Set out every line bearing the string "bout".

Extracted records:
====================

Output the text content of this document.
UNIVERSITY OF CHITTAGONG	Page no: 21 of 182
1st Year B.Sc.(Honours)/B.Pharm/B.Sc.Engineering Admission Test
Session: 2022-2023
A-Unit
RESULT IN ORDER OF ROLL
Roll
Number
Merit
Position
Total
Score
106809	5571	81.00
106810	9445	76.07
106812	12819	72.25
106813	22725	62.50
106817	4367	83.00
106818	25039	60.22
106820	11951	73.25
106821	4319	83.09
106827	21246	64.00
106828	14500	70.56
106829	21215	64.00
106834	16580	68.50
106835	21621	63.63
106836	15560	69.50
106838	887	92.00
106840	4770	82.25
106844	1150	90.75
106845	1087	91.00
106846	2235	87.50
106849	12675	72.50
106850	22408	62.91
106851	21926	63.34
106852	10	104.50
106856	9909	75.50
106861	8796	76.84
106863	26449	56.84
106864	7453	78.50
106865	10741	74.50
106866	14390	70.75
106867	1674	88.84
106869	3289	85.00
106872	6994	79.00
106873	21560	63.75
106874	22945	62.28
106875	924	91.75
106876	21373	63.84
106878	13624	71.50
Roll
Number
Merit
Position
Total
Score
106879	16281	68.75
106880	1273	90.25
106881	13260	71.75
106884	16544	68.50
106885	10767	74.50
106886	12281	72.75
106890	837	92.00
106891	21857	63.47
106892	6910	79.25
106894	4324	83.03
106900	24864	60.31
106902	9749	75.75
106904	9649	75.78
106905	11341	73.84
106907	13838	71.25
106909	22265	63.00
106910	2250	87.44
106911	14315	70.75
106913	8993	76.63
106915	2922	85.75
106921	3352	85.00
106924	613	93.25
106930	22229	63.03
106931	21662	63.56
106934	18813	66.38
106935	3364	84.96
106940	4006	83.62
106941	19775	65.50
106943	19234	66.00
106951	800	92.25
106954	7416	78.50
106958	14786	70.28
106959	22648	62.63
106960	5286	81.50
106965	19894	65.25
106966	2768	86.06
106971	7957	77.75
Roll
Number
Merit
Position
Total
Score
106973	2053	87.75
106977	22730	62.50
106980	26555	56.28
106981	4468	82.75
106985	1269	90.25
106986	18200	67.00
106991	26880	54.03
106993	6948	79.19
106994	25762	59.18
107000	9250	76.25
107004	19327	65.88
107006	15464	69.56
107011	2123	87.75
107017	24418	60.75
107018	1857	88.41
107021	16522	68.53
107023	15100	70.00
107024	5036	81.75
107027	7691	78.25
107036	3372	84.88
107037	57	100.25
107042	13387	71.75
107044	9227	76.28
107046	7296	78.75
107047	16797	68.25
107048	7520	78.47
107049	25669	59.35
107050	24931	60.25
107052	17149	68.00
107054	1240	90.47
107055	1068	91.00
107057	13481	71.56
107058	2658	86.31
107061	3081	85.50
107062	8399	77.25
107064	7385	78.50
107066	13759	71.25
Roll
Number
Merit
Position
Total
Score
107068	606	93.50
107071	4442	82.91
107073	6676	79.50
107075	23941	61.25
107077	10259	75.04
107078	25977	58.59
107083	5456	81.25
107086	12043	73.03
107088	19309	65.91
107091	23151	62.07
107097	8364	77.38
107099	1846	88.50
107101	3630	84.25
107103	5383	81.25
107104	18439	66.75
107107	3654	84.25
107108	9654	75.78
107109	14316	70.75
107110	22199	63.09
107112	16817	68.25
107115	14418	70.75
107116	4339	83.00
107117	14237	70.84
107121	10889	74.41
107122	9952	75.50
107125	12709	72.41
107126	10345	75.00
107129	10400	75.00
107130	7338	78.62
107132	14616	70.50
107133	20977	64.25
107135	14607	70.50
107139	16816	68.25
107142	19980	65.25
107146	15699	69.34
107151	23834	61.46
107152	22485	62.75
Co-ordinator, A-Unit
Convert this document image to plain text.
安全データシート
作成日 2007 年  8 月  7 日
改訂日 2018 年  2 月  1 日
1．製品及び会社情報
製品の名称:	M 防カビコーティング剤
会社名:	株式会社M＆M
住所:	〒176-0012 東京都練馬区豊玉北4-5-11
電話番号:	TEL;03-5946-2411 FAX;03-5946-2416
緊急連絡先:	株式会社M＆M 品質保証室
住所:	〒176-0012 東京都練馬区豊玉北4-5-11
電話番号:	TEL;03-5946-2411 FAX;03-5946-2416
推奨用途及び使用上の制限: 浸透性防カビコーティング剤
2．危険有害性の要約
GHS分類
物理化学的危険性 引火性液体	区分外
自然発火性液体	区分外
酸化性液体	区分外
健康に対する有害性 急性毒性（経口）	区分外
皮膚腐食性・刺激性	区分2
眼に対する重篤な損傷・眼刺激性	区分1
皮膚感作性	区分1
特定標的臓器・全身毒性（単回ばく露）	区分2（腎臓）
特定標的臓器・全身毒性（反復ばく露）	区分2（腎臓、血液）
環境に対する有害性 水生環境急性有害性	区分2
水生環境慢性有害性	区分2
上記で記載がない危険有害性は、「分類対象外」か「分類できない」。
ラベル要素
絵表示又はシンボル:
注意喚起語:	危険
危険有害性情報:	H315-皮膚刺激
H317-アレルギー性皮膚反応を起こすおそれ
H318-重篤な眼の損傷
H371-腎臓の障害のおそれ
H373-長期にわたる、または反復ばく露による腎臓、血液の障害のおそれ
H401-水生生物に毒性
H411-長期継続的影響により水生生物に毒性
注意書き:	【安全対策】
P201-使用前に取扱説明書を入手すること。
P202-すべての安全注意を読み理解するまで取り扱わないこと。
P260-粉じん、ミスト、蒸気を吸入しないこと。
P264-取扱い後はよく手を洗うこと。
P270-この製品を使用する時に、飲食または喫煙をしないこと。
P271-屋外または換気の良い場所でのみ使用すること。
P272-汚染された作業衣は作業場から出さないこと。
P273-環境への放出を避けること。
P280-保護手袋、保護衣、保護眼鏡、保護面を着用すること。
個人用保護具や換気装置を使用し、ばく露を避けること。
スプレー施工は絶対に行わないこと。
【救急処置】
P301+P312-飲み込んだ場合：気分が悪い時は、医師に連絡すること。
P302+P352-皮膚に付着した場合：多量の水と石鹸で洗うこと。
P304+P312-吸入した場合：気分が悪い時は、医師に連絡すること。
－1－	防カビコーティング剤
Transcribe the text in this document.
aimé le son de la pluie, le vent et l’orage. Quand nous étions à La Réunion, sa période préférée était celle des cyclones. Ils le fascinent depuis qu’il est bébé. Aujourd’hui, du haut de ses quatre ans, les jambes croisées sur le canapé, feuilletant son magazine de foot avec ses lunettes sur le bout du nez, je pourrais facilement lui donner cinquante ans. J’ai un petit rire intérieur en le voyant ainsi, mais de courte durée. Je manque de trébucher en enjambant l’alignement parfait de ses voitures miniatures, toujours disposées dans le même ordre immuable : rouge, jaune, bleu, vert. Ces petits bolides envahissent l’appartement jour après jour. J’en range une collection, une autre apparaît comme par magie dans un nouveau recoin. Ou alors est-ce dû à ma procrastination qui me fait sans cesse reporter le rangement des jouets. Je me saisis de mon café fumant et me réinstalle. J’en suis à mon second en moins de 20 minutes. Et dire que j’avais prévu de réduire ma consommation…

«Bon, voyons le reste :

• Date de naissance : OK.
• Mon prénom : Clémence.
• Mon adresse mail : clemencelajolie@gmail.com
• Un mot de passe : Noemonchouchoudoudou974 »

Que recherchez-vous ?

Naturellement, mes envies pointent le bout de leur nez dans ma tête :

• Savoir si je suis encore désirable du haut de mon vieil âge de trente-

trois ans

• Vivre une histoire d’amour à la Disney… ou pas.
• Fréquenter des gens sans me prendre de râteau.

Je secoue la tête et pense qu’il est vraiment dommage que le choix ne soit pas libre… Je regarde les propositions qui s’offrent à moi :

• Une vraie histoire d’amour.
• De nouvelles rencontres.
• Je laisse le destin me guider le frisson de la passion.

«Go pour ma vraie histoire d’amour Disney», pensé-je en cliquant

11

====================

SOLUTION FOR THIS PROBLEM:
aimé le son de la pluie, le vent et l’orage. Quand nous étions à La Réunion, sa période préférée était celle des cyclones. Ils le fascinent depuis qu’il est bébé. Aujourd’hui, du haut de ses quatre ans, les jambes croisées sur le canapé, feuilletant son magazine de foot avec ses lunettes sur le bout du nez, je pourrais facilement lui donner cinquante ans. J’ai un petit rire intérieur en le voyant ainsi, mais de courte durée. Je manque de trébucher en enjambant l’alignement parfait de ses voitures miniatures, toujours disposées dans le même ordre immuable : rouge, jaune, bleu, vert. Ces petits bolides envahissent l’appartement jour après jour. J’en range une collection, une autre apparaît comme par magie dans un nouveau recoin. Ou alors est-ce dû à ma procrastination qui me fait sans cesse reporter le rangement des jouets. Je me saisis de mon café fumant et me réinstalle. J’en suis à mon second en moins de 20 minutes. Et dire que j’avais prévu de réduire ma consommation…
Naturellement, mes envies pointent le bout de leur nez dans ma tête :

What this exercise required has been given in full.